==== Supplied records ====
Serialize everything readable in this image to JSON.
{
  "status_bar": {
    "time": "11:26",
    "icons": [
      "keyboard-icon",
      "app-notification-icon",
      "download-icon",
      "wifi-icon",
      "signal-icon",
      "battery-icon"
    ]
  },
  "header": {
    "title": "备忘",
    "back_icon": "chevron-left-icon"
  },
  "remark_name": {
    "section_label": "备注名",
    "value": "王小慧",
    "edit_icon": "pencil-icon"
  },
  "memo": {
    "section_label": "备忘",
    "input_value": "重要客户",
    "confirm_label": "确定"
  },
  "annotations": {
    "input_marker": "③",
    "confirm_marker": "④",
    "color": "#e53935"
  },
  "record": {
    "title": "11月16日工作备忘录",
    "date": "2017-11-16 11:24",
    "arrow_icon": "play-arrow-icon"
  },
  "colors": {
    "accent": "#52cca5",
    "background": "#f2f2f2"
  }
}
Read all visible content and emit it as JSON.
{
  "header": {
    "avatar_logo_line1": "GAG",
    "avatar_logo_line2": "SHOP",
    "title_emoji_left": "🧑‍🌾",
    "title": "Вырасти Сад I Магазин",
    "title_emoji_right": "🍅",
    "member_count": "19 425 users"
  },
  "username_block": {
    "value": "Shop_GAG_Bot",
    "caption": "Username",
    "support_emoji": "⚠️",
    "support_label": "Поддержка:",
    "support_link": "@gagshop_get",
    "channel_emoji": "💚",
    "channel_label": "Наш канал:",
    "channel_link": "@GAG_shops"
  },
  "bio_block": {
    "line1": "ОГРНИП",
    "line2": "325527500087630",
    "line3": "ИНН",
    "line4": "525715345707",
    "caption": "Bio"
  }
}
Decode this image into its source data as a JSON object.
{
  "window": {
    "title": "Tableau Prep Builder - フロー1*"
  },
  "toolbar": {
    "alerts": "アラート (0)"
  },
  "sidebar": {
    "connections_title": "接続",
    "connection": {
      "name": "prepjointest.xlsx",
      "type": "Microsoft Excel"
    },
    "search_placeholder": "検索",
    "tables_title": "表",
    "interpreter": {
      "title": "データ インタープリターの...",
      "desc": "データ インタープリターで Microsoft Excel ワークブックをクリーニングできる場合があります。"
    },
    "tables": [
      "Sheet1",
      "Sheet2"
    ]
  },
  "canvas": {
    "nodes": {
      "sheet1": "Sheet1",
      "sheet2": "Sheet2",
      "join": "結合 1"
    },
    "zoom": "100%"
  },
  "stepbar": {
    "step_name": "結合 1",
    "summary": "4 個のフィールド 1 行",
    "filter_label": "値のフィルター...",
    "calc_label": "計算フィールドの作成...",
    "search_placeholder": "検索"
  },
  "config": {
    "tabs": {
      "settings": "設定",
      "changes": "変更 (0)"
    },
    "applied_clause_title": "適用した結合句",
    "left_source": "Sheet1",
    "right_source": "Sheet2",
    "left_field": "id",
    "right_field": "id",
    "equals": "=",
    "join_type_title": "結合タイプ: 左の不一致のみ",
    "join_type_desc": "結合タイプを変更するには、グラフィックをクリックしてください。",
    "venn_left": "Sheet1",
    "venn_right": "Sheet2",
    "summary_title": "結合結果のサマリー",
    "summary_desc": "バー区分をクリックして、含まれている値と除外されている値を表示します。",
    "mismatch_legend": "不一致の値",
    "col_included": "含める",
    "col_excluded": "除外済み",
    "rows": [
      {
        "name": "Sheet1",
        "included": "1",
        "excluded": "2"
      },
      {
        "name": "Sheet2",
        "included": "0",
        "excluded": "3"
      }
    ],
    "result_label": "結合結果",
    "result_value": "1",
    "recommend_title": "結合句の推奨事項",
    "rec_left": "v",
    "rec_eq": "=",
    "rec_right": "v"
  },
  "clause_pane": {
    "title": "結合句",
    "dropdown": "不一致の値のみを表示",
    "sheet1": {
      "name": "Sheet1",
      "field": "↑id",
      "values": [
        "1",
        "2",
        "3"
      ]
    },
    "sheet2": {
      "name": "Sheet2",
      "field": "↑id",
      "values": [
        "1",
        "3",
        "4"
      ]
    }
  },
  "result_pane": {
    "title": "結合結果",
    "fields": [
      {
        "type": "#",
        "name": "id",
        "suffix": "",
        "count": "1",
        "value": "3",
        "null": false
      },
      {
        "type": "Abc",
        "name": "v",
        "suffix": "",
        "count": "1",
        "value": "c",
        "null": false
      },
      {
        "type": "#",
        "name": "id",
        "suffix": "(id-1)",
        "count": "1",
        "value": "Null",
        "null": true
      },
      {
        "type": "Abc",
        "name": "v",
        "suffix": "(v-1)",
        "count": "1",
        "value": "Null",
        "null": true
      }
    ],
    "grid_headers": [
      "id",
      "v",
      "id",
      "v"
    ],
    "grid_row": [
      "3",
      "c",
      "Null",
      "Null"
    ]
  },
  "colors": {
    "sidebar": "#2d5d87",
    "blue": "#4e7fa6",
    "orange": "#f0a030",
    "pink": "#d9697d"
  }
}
====
_Your instructions_
Output the full listing without altering anything.

_Answer in full_
Serialize everything readable in this image to JSON.
{
  "status_bar": {
    "time": "11:26",
    "icons": [
      "keyboard-icon",
      "app-notification-icon",
      "download-icon",
      "wifi-icon",
      "signal-icon",
      "battery-icon"
    ]
  },
  "header": {
    "title": "备忘",
    "back_icon": "chevron-left-icon"
  },
  "remark_name": {
    "section_label": "备注名",
    "value": "王小慧",
    "edit_icon": "pencil-icon"
  },
  "memo": {
    "section_label": "备忘",
    "input_value": "重要客户",
    "confirm_label": "确定"
  },
  "annotations": {
    "input_marker": "③",
    "confirm_marker": "④",
    "color": "#e53935"
  },
  "record": {
    "title": "11月16日工作备忘录",
    "date": "2017-11-16 11:24",
    "arrow_icon": "play-arrow-icon"
  },
  "colors": {
    "accent": "#52cca5",
    "background": "#f2f2f2"
  }
}
Read all visible content and emit it as JSON.
{
  "header": {
    "avatar_logo_line1": "GAG",
    "avatar_logo_line2": "SHOP",
    "title_emoji_left": "🧑‍🌾",
    "title": "Вырасти Сад I Магазин",
    "title_emoji_right": "🍅",
    "member_count": "19 425 users"
  },
  "username_block": {
    "value": "Shop_GAG_Bot",
    "caption": "Username",
    "support_emoji": "⚠️",
    "support_label": "Поддержка:",
    "support_link": "@gagshop_get",
    "channel_emoji": "💚",
    "channel_label": "Наш канал:",
    "channel_link": "@GAG_shops"
  },
  "bio_block": {
    "line1": "ОГРНИП",
    "line2": "325527500087630",
    "line3": "ИНН",
    "line4": "525715345707",
    "caption": "Bio"
  }
}
Decode this image into its source data as a JSON object.
{
  "window": {
    "title": "Tableau Prep Builder - フロー1*"
  },
  "toolbar": {
    "alerts": "アラート (0)"
  },
  "sidebar": {
    "connections_title": "接続",
    "connection": {
      "name": "prepjointest.xlsx",
      "type": "Microsoft Excel"
    },
    "search_placeholder": "検索",
    "tables_title": "表",
    "interpreter": {
      "title": "データ インタープリターの...",
      "desc": "データ インタープリターで Microsoft Excel ワークブックをクリーニングできる場合があります。"
    },
    "tables": [
      "Sheet1",
      "Sheet2"
    ]
  },
  "canvas": {
    "nodes": {
      "sheet1": "Sheet1",
      "sheet2": "Sheet2",
      "join": "結合 1"
    },
    "zoom": "100%"
  },
  "stepbar": {
    "step_name": "結合 1",
    "summary": "4 個のフィールド 1 行",
    "filter_label": "値のフィルター...",
    "calc_label": "計算フィールドの作成...",
    "search_placeholder": "検索"
  },
  "config": {
    "tabs": {
      "settings": "設定",
      "changes": "変更 (0)"
    },
    "applied_clause_title": "適用した結合句",
    "left_source": "Sheet1",
    "right_source": "Sheet2",
    "left_field": "id",
    "right_field": "id",
    "equals": "=",
    "join_type_title": "結合タイプ: 左の不一致のみ",
    "join_type_desc": "結合タイプを変更するには、グラフィックをクリックしてください。",
    "venn_left": "Sheet1",
    "venn_right": "Sheet2",
    "summary_title": "結合結果のサマリー",
    "summary_desc": "バー区分をクリックして、含まれている値と除外されている値を表示します。",
    "mismatch_legend": "不一致の値",
    "col_included": "含める",
    "col_excluded": "除外済み",
    "rows": [
      {
        "name": "Sheet1",
        "included": "1",
        "excluded": "2"
      },
      {
        "name": "Sheet2",
        "included": "0",
        "excluded": "3"
      }
    ],
    "result_label": "結合結果",
    "result_value": "1",
    "recommend_title": "結合句の推奨事項",
    "rec_left": "v",
    "rec_eq": "=",
    "rec_right": "v"
  },
  "clause_pane": {
    "title": "結合句",
    "dropdown": "不一致の値のみを表示",
    "sheet1": {
      "name": "Sheet1",
      "field": "↑id",
      "values": [
        "1",
        "2",
        "3"
      ]
    },
    "sheet2": {
      "name": "Sheet2",
      "field": "↑id",
      "values": [
        "1",
        "3",
        "4"
      ]
    }
  },
  "result_pane": {
    "title": "結合結果",
    "fields": [
      {
        "type": "#",
        "name": "id",
        "suffix": "",
        "count": "1",
        "value": "3",
        "null": false
      },
      {
        "type": "Abc",
        "name": "v",
        "suffix": "",
        "count": "1",
        "value": "c",
        "null": false
      },
      {
        "type": "#",
        "name": "id",
        "suffix": "(id-1)",
        "count": "1",
        "value": "Null",
        "null": true
      },
      {
        "type": "Abc",
        "name": "v",
        "suffix": "(v-1)",
        "count": "1",
        "value": "Null",
        "null": true
      }
    ],
    "grid_headers": [
      "id",
      "v",
      "id",
      "v"
    ],
    "grid_row": [
      "3",
      "c",
      "Null",
      "Null"
    ]
  },
  "colors": {
    "sidebar": "#2d5d87",
    "blue": "#4e7fa6",
    "orange": "#f0a030",
    "pink": "#d9697d"
  }
}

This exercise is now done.